Each line of the material below should be reproduced exactly.
━━ Data to process
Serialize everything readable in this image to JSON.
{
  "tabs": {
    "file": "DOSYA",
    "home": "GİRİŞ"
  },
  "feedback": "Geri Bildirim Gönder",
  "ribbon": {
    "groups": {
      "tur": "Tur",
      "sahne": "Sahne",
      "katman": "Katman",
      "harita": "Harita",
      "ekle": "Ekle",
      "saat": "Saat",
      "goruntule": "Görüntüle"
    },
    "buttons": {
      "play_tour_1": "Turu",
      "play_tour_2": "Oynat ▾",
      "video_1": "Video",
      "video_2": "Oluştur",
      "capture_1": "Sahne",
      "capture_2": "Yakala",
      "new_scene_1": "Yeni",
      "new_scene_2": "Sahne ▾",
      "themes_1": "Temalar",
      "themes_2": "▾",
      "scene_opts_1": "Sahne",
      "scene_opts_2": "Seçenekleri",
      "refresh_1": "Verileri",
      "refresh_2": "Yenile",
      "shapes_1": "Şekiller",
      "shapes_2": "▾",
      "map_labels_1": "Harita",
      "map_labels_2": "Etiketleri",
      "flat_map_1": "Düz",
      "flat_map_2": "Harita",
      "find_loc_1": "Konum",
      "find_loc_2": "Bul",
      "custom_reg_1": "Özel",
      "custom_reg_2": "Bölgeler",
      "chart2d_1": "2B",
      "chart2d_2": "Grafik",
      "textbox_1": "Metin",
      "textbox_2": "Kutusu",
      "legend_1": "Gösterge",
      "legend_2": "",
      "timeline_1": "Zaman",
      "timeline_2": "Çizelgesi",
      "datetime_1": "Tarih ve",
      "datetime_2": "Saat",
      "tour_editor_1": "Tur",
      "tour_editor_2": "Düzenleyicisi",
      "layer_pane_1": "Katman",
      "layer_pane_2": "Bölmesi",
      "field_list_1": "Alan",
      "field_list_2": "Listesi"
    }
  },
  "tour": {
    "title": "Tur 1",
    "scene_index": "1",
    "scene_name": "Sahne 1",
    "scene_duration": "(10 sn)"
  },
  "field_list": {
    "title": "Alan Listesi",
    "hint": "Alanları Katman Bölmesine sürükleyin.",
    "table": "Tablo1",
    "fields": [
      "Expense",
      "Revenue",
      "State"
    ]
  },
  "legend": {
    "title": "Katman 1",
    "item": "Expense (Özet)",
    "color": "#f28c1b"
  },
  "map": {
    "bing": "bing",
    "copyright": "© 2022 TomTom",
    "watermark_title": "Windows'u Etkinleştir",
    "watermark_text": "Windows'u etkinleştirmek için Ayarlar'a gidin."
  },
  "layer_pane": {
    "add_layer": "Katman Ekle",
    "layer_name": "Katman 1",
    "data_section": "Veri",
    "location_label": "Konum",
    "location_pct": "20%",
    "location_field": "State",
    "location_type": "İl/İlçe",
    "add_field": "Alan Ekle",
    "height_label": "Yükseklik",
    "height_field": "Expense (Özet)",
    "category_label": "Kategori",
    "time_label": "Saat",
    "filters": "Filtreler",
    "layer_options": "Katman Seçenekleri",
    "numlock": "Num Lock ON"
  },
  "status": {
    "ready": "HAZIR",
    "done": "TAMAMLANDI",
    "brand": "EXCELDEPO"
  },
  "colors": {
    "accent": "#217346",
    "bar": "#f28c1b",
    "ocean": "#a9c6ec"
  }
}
━━━━
- **Response to the exercise**:
Serialize everything readable in this image to JSON.
{
  "tabs": {
    "file": "DOSYA",
    "home": "GİRİŞ"
  },
  "feedback": "Geri Bildirim Gönder",
  "ribbon": {
    "groups": {
      "tur": "Tur",
      "sahne": "Sahne",
      "katman": "Katman",
      "harita": "Harita",
      "ekle": "Ekle",
      "saat": "Saat",
      "goruntule": "Görüntüle"
    },
    "buttons": {
      "play_tour_1": "Turu",
      "play_tour_2": "Oynat ▾",
      "video_1": "Video",
      "video_2": "Oluştur",
      "capture_1": "Sahne",
      "capture_2": "Yakala",
      "new_scene_1": "Yeni",
      "new_scene_2": "Sahne ▾",
      "themes_1": "Temalar",
      "themes_2": "▾",
      "scene_opts_1": "Sahne",
      "scene_opts_2": "Seçenekleri",
      "refresh_1": "Verileri",
      "refresh_2": "Yenile",
      "shapes_1": "Şekiller",
      "shapes_2": "▾",
      "map_labels_1": "Harita",
      "map_labels_2": "Etiketleri",
      "flat_map_1": "Düz",
      "flat_map_2": "Harita",
      "find_loc_1": "Konum",
      "find_loc_2": "Bul",
      "custom_reg_1": "Özel",
      "custom_reg_2": "Bölgeler",
      "chart2d_1": "2B",
      "chart2d_2": "Grafik",
      "textbox_1": "Metin",
      "textbox_2": "Kutusu",
      "legend_1": "Gösterge",
      "legend_2": "",
      "timeline_1": "Zaman",
      "timeline_2": "Çizelgesi",
      "datetime_1": "Tarih ve",
      "datetime_2": "Saat",
      "tour_editor_1": "Tur",
      "tour_editor_2": "Düzenleyicisi",
      "layer_pane_1": "Katman",
      "layer_pane_2": "Bölmesi",
      "field_list_1": "Alan",
      "field_list_2": "Listesi"
    }
  },
  "tour": {
    "title": "Tur 1",
    "scene_index": "1",
    "scene_name": "Sahne 1",
    "scene_duration": "(10 sn)"
  },
  "field_list": {
    "title": "Alan Listesi",
    "hint": "Alanları Katman Bölmesine sürükleyin.",
    "table": "Tablo1",
    "fields": [
      "Expense",
      "Revenue",
      "State"
    ]
  },
  "legend": {
    "title": "Katman 1",
    "item": "Expense (Özet)",
    "color": "#f28c1b"
  },
  "map": {
    "bing": "bing",
    "copyright": "© 2022 TomTom",
    "watermark_title": "Windows'u Etkinleştir",
    "watermark_text": "Windows'u etkinleştirmek için Ayarlar'a gidin."
  },
  "layer_pane": {
    "add_layer": "Katman Ekle",
    "layer_name": "Katman 1",
    "data_section": "Veri",
    "location_label": "Konum",
    "location_pct": "20%",
    "location_field": "State",
    "location_type": "İl/İlçe",
    "add_field": "Alan Ekle",
    "height_label": "Yükseklik",
    "height_field": "Expense (Özet)",
    "category_label": "Kategori",
    "time_label": "Saat",
    "filters": "Filtreler",
    "layer_options": "Katman Seçenekleri",
    "numlock": "Num Lock ON"
  },
  "status": {
    "ready": "HAZIR",
    "done": "TAMAMLANDI",
    "brand": "EXCELDEPO"
  },
  "colors": {
    "accent": "#217346",
    "bar": "#f28c1b",
    "ocean": "#a9c6ec"
  }
}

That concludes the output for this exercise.